___ GIVEN DATA

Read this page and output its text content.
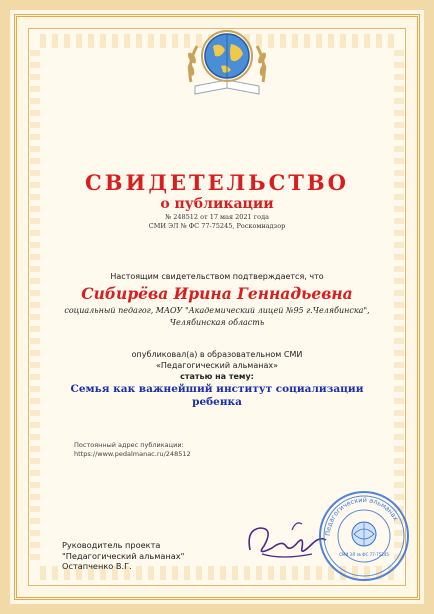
СВИДЕТЕЛЬСТВО
о публикации
№ 248512 от 17 мая 2021 года
СМИ ЭЛ № ФС 77-75245, Роскомнадзор
Настоящим свидетельством подтверждается, что
Сибирёва Ирина Геннадьевна
социальный педагог, МАОУ "Академический лицей №95 г.Челябинска",
Челябинская область
опубликовал(а) в образовательном СМИ
«Педагогический альманах»
статью на тему:
Семья как важнейший институт социализации
ребенка
Постоянный адрес публикации:
https://www.pedalmanac.ru/248512
Руководитель проекта
"Педагогический альманах"
Остапченко В.Г.
Педагогический альманах
СМИ ЭЛ № ФС 77-75245
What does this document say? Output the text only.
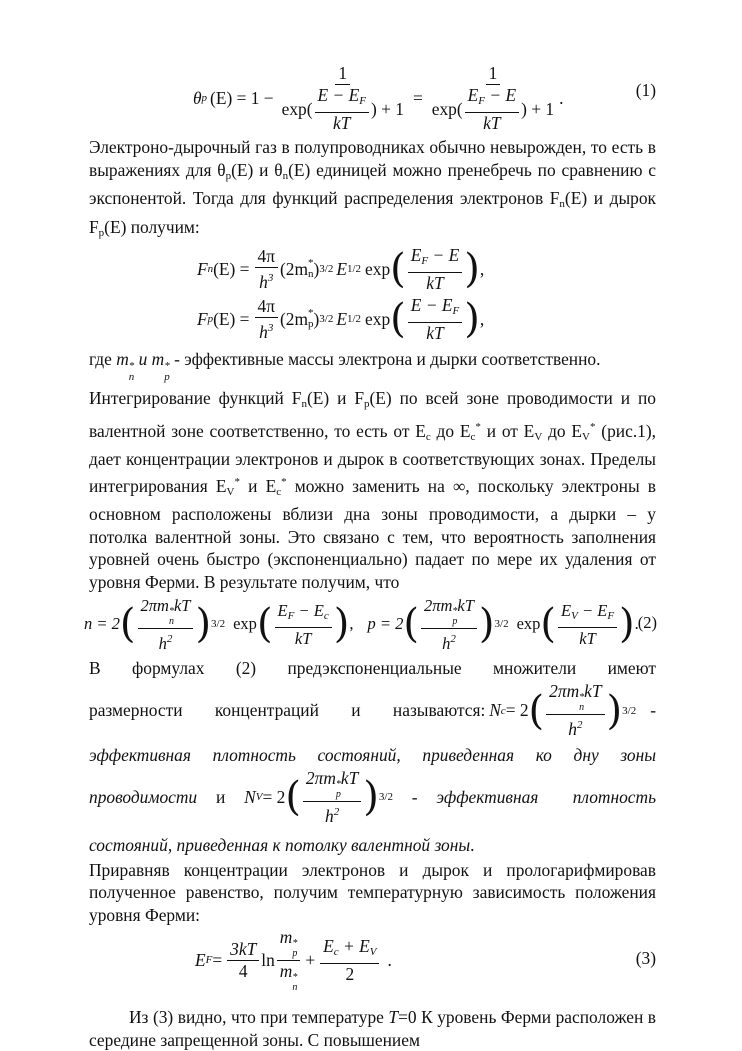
θ p (E) = 1 −
1
$\exp( \frac{E - E_F}{kT}$ ) + 1
=
1
$\exp( \frac{E_F - E}{kT}$ ) + 1
.	(1)

Электроно-дырочный газ в полупроводниках обычно невырожден, то есть в выражениях для $\theta_p(E)$ и $\theta_n(E)$ единицей можно пренебречь по сравнению с экспонентой. Тогда для функций распределения электронов $F_n(E)$ и дырок $F_p(E)$ получим:

F n $(E) = \frac{4\pi}{h^3} (2m$ *
n ) 3/2 E 1/2 exp ( $\frac{E_F - E}{kT}$ ) ,
F p $(E) = \frac{4\pi}{h^3} (2m$ *
p ) 3/2 E 1/2 exp ( $\frac{E - E_F}{kT}$ ) ,

где m *
n
и m *
p
- эффективные массы электрона и дырки соответственно.

Интегрирование функций $F_n(E)$ и $F_p(E)$ по всей зоне проводимости и по валентной зоне соответственно, то есть от $E_c$ до $E_c^*$ и от $E_V$ до $E_V^*$ (рис.1), дает концентрации электронов и дырок в соответствующих зонах. Пределы интегрирования $E_V^*$ и $E_c^*$ можно заменить на ∞, поскольку электроны в основном расположены вблизи дна зоны проводимости, а дырки – у потолка валентной зоны. Это связано с тем, что вероятность заполнения уровней очень быстро (экспоненциально) падает по мере их удаления от уровня Ферми. В результате получим, что

n = 2 ( 2πm *
n
kT
$h^2$ ) 3/2 exp ( $\frac{E_F - E_c}{kT}$ ) , p = 2 ( 2πm *
p
kT
$h^2$ ) 3/2 exp ( $\frac{E_V - E_F}{kT}$ ) .
(2)

В формулах (2) предэкспоненциальные множители имеют

размерности концентраций и называются: N c = 2 ( 2πm *
n
kT
$h^2$ ) 3/2 -

эффективная плотность состояний, приведенная ко дну зоны

проводимости и N V = 2 ( 2πm *
p
kT
$h^2$ ) 3/2 - эффективная плотность

состояний, приведенная к потолку валентной зоны.

Приравняв концентрации электронов и дырок и прологарифмировав полученное равенство, получим температурную зависимость положения уровня Ферми:

E $F = \frac{3kT}{4}$ ln m *
p
m *
$n + \frac{E_c + E_V}{2}$ .	(3)

Из (3) видно, что при температуре T=0 К уровень Ферми расположен в середине запрещенной зоны. С повышением
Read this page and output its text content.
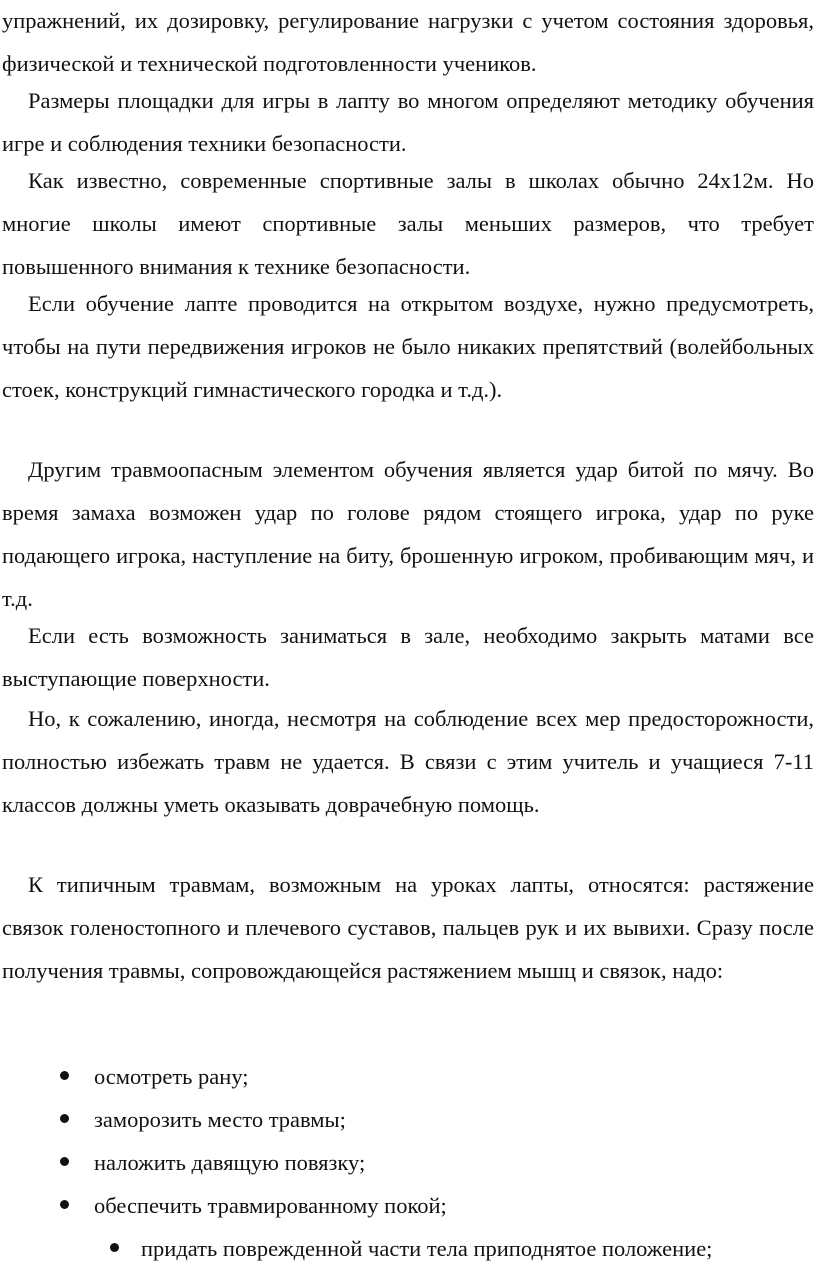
упражнений, их дозировку, регулирование нагрузки с учетом состояния здоровья, физической и технической подготовленности учеников.

Размеры площадки для игры в лапту во многом определяют методику обучения игре и соблюдения техники безопасности.

Как известно, современные спортивные залы в школах обычно 24х12м. Но многие школы имеют спортивные залы меньших размеров, что требует повышенного внимания к технике безопасности.

Если обучение лапте проводится на открытом воздухе, нужно предусмотреть, чтобы на пути передвижения игроков не было никаких препятствий (волейбольных стоек, конструкций гимнастического городка и т.д.).

Другим травмоопасным элементом обучения является удар битой по мячу. Во время замаха возможен удар по голове рядом стоящего игрока, удар по руке подающего игрока, наступление на биту, брошенную игроком, пробивающим мяч, и т.д.

Если есть возможность заниматься в зале, необходимо закрыть матами все выступающие поверхности.

Но, к сожалению, иногда, несмотря на соблюдение всех мер предосторожности, полностью избежать травм не удается. В связи с этим учитель и учащиеся 7-11 классов должны уметь оказывать доврачебную помощь.

К типичным травмам, возможным на уроках лапты, относятся: растяжение связок голеностопного и плечевого суставов, пальцев рук и их вывихи. Сразу после получения травмы, сопровождающейся растяжением мышц и связок, надо:

осмотреть рану;
заморозить место травмы;
наложить давящую повязку;
обеспечить травмированному покой;
придать поврежденной части тела приподнятое положение;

______

→ WHAT TO DO: What is the number of lines in the listing above that contain the string "безопасности"? Give only the number.

→ SOLUTION TO THE PROBLEM: 2